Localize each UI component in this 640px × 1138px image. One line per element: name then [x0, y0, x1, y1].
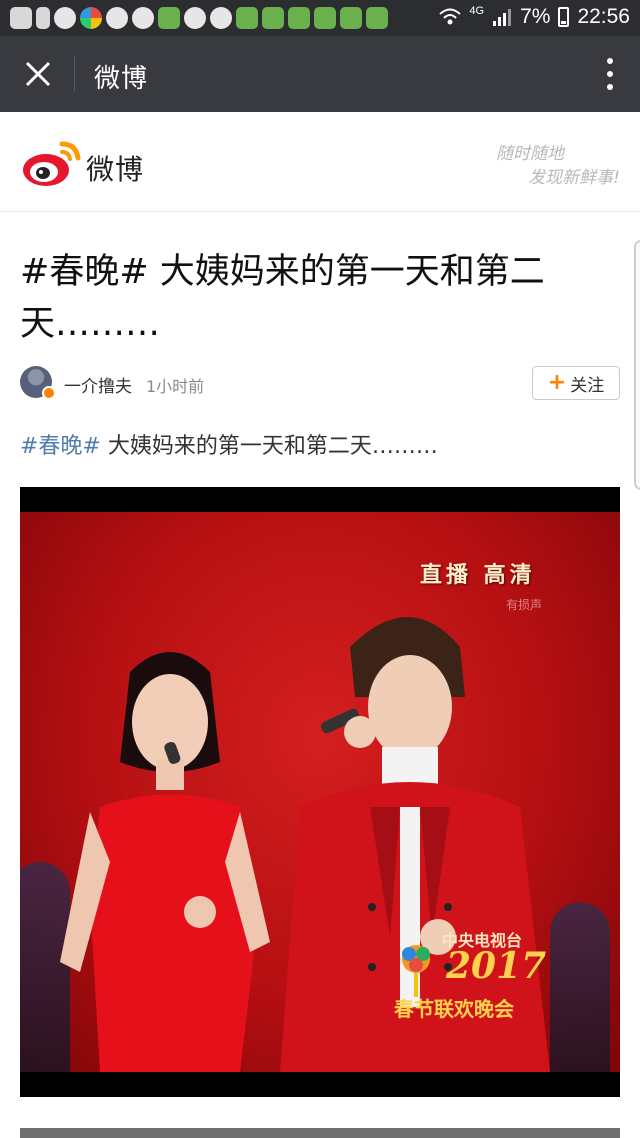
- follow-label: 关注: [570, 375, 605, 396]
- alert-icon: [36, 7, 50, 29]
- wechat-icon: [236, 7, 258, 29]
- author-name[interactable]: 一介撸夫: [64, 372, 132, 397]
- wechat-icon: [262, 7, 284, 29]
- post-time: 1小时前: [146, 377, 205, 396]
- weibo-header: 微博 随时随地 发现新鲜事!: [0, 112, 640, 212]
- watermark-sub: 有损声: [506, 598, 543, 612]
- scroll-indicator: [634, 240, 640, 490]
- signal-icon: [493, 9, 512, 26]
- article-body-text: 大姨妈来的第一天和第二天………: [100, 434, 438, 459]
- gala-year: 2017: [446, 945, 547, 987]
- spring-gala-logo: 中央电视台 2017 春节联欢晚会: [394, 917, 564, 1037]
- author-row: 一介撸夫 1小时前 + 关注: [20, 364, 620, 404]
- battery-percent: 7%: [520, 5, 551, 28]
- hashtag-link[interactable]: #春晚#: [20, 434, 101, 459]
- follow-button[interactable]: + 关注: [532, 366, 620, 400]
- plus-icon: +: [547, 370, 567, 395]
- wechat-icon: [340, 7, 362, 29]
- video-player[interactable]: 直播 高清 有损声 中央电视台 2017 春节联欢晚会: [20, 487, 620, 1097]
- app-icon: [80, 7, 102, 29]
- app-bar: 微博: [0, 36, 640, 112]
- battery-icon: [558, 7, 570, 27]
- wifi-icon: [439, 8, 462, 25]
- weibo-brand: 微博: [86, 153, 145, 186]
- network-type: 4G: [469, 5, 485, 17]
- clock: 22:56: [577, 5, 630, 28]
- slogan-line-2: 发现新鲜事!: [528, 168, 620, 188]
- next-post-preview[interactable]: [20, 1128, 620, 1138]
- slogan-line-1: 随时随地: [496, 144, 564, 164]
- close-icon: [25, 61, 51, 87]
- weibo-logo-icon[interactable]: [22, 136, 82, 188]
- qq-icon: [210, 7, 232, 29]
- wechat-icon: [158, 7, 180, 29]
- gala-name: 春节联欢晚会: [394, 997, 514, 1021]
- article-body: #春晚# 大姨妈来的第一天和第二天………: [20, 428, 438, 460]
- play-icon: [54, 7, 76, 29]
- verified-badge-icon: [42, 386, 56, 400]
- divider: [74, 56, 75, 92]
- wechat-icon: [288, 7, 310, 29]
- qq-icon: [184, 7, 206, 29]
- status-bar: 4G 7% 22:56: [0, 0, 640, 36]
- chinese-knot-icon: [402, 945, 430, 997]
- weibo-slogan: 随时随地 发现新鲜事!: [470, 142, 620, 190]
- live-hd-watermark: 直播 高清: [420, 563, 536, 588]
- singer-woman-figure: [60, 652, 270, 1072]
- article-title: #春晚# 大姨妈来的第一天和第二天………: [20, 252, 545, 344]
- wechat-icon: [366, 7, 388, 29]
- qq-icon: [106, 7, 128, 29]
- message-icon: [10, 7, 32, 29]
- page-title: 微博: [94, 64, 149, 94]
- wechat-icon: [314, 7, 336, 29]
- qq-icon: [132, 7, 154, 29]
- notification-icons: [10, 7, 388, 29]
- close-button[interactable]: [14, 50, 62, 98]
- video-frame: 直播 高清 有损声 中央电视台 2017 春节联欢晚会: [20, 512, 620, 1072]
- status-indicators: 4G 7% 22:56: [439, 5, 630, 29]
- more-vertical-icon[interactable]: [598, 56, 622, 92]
◆ ◆ ◆ ◆
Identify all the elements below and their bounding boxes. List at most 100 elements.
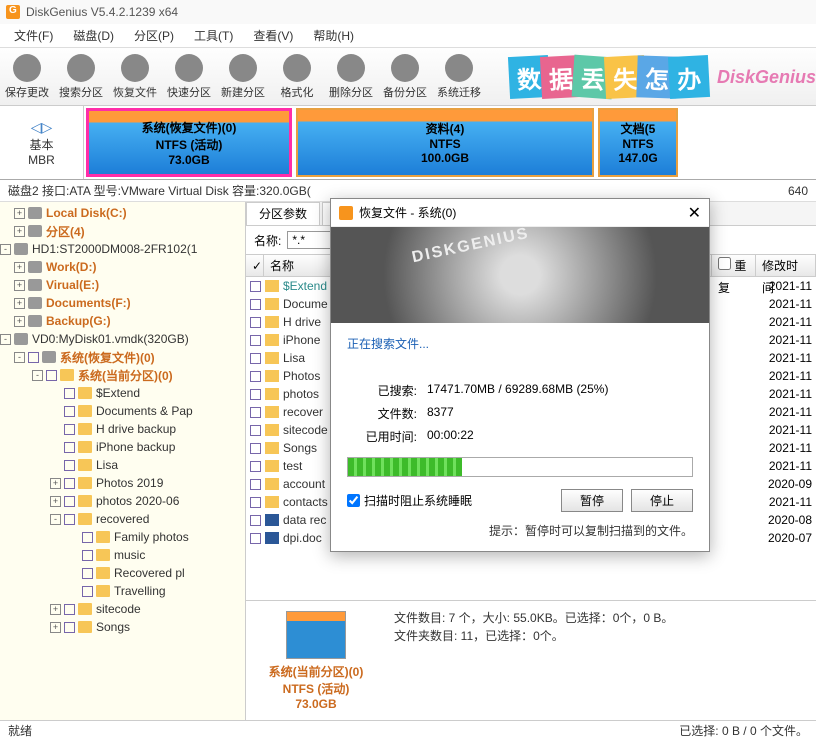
◆ ◆ ◆ ◆
Transcribe the lines between the one holding "Localize each UI" and the one holding "- post-time: 1小时前: [146, 377, 205, 396]", inclusive, leaving the pictures out of your answer.

Localize each UI component in this 640px × 1138px image. One line per element: name then [x0, y0, x1, y1].
- follow-label: 关注: [570, 375, 605, 396]
- alert-icon: [36, 7, 50, 29]
- wechat-icon: [236, 7, 258, 29]
- author-name[interactable]: 一介撸夫: [64, 372, 132, 397]
- wechat-icon: [262, 7, 284, 29]
- post-time: 1小时前: [146, 377, 205, 396]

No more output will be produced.